====== Listed records

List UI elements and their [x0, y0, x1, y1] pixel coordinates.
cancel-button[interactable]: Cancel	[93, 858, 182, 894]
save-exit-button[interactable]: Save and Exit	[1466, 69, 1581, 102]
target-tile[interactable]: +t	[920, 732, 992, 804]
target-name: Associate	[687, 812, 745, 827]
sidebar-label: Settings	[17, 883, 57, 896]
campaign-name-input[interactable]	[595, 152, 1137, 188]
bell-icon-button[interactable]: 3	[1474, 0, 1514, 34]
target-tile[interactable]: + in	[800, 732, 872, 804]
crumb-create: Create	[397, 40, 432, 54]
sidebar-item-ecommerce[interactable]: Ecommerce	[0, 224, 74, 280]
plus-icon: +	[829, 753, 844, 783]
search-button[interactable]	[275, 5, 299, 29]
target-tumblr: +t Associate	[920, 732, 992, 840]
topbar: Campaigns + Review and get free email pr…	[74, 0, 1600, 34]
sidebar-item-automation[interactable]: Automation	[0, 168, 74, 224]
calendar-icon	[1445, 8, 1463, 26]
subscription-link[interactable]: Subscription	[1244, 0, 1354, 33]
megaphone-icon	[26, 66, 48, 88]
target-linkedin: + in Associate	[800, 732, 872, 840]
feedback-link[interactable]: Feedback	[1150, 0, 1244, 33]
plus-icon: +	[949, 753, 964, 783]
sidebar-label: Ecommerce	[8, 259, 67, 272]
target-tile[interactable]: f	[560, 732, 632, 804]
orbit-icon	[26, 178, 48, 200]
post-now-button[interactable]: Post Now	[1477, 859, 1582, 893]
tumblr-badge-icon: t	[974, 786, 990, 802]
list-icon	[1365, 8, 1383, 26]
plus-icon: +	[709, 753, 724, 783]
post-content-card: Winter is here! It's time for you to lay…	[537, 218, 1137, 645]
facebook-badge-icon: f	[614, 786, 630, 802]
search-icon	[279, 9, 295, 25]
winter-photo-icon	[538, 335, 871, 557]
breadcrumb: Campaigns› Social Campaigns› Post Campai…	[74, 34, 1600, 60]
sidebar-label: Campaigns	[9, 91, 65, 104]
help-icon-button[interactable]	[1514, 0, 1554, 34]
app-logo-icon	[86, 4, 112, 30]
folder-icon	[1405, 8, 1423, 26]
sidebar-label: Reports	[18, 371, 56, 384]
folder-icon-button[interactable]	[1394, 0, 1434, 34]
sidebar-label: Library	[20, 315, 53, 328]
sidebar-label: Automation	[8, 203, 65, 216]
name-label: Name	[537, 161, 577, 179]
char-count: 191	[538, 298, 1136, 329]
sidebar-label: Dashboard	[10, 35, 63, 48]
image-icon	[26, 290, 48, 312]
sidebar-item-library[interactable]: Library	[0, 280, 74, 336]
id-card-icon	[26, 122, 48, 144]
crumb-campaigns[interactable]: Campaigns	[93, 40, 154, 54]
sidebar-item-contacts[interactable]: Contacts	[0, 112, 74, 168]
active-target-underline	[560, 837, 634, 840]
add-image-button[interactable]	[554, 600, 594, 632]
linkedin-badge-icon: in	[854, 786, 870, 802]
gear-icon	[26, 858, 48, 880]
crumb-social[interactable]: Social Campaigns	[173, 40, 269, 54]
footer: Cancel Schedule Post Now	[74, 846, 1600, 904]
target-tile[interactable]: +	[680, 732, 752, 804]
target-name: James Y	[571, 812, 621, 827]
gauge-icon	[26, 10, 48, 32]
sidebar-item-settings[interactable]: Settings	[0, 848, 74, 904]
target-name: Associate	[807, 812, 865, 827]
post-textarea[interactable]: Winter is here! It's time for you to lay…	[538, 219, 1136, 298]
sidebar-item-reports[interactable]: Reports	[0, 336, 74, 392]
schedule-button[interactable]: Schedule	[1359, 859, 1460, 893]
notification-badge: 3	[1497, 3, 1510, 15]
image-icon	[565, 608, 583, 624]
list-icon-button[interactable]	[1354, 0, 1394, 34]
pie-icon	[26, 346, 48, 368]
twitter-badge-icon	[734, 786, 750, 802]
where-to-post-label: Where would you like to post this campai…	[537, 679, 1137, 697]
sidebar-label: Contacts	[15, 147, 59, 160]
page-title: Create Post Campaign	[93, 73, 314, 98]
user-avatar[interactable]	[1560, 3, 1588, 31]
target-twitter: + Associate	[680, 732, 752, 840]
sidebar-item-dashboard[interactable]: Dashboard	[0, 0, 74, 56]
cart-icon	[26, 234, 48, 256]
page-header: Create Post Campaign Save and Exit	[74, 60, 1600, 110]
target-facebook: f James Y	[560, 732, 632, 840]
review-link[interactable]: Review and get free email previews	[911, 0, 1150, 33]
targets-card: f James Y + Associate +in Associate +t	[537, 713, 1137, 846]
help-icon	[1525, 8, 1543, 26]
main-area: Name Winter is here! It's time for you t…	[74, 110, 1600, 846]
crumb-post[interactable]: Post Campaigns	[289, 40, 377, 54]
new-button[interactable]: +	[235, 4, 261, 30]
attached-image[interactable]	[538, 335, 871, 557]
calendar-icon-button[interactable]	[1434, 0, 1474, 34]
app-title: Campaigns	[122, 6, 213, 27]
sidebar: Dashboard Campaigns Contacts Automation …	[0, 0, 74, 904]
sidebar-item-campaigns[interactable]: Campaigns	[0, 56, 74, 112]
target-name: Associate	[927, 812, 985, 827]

============

*Task statement*
Return everything from the start of the data down to the line containing "0, 1514, 34]", both ends included, with each line unchanged.

*Completed exercise*
List UI elements and their [x0, y0, x1, y1] pixel coordinates.
cancel-button[interactable]: Cancel	[93, 858, 182, 894]
save-exit-button[interactable]: Save and Exit	[1466, 69, 1581, 102]
target-tile[interactable]: +t	[920, 732, 992, 804]
target-name: Associate	[687, 812, 745, 827]
sidebar-label: Settings	[17, 883, 57, 896]
campaign-name-input[interactable]	[595, 152, 1137, 188]
bell-icon-button[interactable]: 3	[1474, 0, 1514, 34]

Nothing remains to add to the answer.